Affaire de la grotte sanglante de Sète : 30 ans de prison pour Rémi Chesne, 12 ans pour Audrey Louvet

Publié le par France Bleu par Sébastien Garnier, Salah Hamdaoui, France Bleu Hérault, France Bleu

La cour d'assises de l'Hérault a rendu son verdict vendredi dans l'affaire de la grotte sanglante de Sète : Rémi Chesne est condamné à 30 ans de réclusion criminelle, Audrey Louvet à 12 ans. Ils étaient jugés pour l'assassinat de Patrick Isoird, retrouvé mort en juillet 2014.

La salle de la cour de la cour d'assises. À gauche, le box des accusés © Maxppp - Michael Esdourrubailh

La salle de la cour de la cour d'assises. À gauche, le box des accusés © Maxppp - Michael Esdourrubailh

Après deux semaines de procès, la cour d'assises de l'Hérault a rendu son verdict vendredi dans l'affaire de la grotte sanglante de Sète. Rémi Chesne est condamné à 30 ans de réclusion criminelle pour la séquestration et l'assassinat de Patrick Isoird. Audrey Louvet, qui comparaissait libre, écope de 12 ans, reconnue coupable de séquestration mais acquittée pour l'assassinat.

Données disponibles:
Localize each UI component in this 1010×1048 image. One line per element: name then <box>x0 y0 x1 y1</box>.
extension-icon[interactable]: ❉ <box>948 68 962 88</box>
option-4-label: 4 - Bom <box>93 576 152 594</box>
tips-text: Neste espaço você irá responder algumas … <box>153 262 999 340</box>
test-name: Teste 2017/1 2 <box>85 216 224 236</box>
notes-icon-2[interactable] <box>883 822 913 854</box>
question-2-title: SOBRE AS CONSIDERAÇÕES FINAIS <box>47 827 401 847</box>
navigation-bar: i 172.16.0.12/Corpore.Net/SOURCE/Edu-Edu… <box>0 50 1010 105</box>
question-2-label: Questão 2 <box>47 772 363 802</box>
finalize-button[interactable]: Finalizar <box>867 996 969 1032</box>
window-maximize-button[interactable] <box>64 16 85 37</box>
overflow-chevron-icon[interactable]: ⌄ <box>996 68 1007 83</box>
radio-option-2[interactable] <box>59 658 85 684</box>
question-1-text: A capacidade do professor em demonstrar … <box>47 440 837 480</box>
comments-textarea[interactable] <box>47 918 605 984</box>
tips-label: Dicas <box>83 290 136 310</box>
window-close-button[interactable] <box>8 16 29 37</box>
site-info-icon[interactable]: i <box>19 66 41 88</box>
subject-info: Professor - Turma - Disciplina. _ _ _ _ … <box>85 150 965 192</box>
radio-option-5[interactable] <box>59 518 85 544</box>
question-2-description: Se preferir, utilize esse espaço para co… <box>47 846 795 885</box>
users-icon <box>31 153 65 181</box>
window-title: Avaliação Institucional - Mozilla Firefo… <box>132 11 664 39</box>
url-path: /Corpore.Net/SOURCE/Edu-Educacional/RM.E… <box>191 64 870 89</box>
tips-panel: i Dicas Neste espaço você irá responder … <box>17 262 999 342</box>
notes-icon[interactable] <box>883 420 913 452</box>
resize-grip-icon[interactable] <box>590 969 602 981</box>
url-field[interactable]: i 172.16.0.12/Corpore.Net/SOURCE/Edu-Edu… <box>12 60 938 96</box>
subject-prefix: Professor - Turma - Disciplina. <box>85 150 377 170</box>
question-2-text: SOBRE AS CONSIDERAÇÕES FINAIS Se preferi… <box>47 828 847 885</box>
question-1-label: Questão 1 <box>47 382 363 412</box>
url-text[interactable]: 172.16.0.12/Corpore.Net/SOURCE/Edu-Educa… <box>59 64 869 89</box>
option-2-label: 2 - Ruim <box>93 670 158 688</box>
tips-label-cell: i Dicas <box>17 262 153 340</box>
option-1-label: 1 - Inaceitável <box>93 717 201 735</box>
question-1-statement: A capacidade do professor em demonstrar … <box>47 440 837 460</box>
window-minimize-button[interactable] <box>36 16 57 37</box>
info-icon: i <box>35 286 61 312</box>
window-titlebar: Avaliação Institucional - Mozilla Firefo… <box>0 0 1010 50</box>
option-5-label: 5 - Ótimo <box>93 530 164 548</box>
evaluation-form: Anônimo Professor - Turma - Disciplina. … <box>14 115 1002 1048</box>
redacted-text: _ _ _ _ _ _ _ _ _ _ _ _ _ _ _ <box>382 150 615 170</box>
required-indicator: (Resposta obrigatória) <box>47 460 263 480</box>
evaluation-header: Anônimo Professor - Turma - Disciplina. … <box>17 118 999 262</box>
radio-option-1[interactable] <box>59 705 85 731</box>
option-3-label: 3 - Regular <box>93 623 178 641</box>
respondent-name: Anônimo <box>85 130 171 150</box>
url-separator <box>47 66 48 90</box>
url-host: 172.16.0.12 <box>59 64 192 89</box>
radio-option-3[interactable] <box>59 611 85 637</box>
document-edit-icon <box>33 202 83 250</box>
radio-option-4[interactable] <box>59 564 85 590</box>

Énoncé du problème: Dans l'article sur le verdict de la grotte sanglante de Sète, pourquoi la peine d'Audrey Louvet est-elle plus courte que celle de Rémi Chesne ? Répondez en une à trois phrases. Il n'est pas nécessaire de consulter les lignes.

Résultat obtenu: Rémi Chesne est condamné pour la séquestration et l'assassinat de Patrick Isoird. Audrey Louvet est reconnue coupable de séquestration mais acquittée pour l'assassinat : elle écope donc de 12 ans, contre 30 ans pour lui.